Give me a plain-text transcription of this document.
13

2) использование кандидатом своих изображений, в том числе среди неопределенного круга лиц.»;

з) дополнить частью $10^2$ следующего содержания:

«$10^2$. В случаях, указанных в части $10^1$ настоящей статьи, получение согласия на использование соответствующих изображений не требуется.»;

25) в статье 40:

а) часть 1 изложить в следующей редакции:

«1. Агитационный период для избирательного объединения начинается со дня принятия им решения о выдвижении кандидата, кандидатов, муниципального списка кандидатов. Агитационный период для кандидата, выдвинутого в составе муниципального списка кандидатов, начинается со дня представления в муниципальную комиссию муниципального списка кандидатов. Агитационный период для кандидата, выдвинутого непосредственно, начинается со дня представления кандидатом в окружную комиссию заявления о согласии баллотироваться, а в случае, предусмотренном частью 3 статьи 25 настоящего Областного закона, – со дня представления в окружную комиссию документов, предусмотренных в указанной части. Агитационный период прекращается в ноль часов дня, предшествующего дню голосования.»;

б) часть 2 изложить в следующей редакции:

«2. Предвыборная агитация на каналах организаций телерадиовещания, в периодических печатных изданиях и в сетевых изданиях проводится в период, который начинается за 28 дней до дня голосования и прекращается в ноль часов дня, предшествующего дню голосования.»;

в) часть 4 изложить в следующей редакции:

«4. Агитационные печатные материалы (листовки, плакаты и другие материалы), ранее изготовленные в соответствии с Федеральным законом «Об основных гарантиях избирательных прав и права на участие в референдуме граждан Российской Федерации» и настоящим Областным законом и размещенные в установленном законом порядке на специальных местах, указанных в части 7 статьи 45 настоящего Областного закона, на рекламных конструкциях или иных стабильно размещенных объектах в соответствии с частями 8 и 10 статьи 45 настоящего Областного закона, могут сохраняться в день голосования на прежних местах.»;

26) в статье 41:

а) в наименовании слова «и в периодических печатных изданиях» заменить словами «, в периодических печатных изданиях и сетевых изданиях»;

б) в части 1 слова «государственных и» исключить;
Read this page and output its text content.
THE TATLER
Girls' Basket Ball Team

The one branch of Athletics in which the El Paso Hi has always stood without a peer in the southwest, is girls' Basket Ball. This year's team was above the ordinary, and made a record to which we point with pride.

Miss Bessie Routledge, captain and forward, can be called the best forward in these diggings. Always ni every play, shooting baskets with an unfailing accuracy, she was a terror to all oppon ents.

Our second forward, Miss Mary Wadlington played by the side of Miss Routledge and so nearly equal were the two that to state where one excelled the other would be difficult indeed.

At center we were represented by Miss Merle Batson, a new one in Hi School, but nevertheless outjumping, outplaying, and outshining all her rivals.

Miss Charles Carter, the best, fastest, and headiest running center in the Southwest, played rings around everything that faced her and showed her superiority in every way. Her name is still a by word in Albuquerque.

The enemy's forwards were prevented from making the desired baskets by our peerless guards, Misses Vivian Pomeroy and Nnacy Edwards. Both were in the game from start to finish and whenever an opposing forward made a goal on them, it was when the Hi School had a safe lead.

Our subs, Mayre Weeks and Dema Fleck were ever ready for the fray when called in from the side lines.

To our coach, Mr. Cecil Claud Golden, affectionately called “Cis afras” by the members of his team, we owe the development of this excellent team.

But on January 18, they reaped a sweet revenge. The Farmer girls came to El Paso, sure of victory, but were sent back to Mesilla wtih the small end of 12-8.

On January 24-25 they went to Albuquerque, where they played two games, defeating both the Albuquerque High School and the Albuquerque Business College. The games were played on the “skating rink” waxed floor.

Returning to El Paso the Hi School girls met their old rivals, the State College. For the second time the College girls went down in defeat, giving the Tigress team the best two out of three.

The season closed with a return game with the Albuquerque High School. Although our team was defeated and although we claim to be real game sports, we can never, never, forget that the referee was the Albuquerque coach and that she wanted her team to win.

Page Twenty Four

·····

## WORK TO DO
Transcribe every line of the data, exactly as it stands.

## SOLUTION TO THIS TASK
Give me a plain-text transcription of this document.
13

2) использование кандидатом своих изображений, в том числе среди неопределенного круга лиц.»;

з) дополнить частью $10^2$ следующего содержания:

«$10^2$. В случаях, указанных в части $10^1$ настоящей статьи, получение согласия на использование соответствующих изображений не требуется.»;

25) в статье 40:

а) часть 1 изложить в следующей редакции:

«1. Агитационный период для избирательного объединения начинается со дня принятия им решения о выдвижении кандидата, кандидатов, муниципального списка кандидатов. Агитационный период для кандидата, выдвинутого в составе муниципального списка кандидатов, начинается со дня представления в муниципальную комиссию муниципального списка кандидатов. Агитационный период для кандидата, выдвинутого непосредственно, начинается со дня представления кандидатом в окружную комиссию заявления о согласии баллотироваться, а в случае, предусмотренном частью 3 статьи 25 настоящего Областного закона, – со дня представления в окружную комиссию документов, предусмотренных в указанной части. Агитационный период прекращается в ноль часов дня, предшествующего дню голосования.»;

б) часть 2 изложить в следующей редакции:

«2. Предвыборная агитация на каналах организаций телерадиовещания, в периодических печатных изданиях и в сетевых изданиях проводится в период, который начинается за 28 дней до дня голосования и прекращается в ноль часов дня, предшествующего дню голосования.»;

в) часть 4 изложить в следующей редакции:

«4. Агитационные печатные материалы (листовки, плакаты и другие материалы), ранее изготовленные в соответствии с Федеральным законом «Об основных гарантиях избирательных прав и права на участие в референдуме граждан Российской Федерации» и настоящим Областным законом и размещенные в установленном законом порядке на специальных местах, указанных в части 7 статьи 45 настоящего Областного закона, на рекламных конструкциях или иных стабильно размещенных объектах в соответствии с частями 8 и 10 статьи 45 настоящего Областного закона, могут сохраняться в день голосования на прежних местах.»;

26) в статье 41:

а) в наименовании слова «и в периодических печатных изданиях» заменить словами «, в периодических печатных изданиях и сетевых изданиях»;

б) в части 1 слова «государственных и» исключить;
Read this page and output its text content.
THE TATLER
Girls' Basket Ball Team

The one branch of Athletics in which the El Paso Hi has always stood without a peer in the southwest, is girls' Basket Ball. This year's team was above the ordinary, and made a record to which we point with pride.

Miss Bessie Routledge, captain and forward, can be called the best forward in these diggings. Always ni every play, shooting baskets with an unfailing accuracy, she was a terror to all oppon ents.

Our second forward, Miss Mary Wadlington played by the side of Miss Routledge and so nearly equal were the two that to state where one excelled the other would be difficult indeed.

At center we were represented by Miss Merle Batson, a new one in Hi School, but nevertheless outjumping, outplaying, and outshining all her rivals.

Miss Charles Carter, the best, fastest, and headiest running center in the Southwest, played rings around everything that faced her and showed her superiority in every way. Her name is still a by word in Albuquerque.

The enemy's forwards were prevented from making the desired baskets by our peerless guards, Misses Vivian Pomeroy and Nnacy Edwards. Both were in the game from start to finish and whenever an opposing forward made a goal on them, it was when the Hi School had a safe lead.

Our subs, Mayre Weeks and Dema Fleck were ever ready for the fray when called in from the side lines.

To our coach, Mr. Cecil Claud Golden, affectionately called “Cis afras” by the members of his team, we owe the development of this excellent team.

But on January 18, they reaped a sweet revenge. The Farmer girls came to El Paso, sure of victory, but were sent back to Mesilla wtih the small end of 12-8.

On January 24-25 they went to Albuquerque, where they played two games, defeating both the Albuquerque High School and the Albuquerque Business College. The games were played on the “skating rink” waxed floor.

Returning to El Paso the Hi School girls met their old rivals, the State College. For the second time the College girls went down in defeat, giving the Tigress team the best two out of three.

The season closed with a return game with the Albuquerque High School. Although our team was defeated and although we claim to be real game sports, we can never, never, forget that the referee was the Albuquerque coach and that she wanted her team to win.

Page Twenty Four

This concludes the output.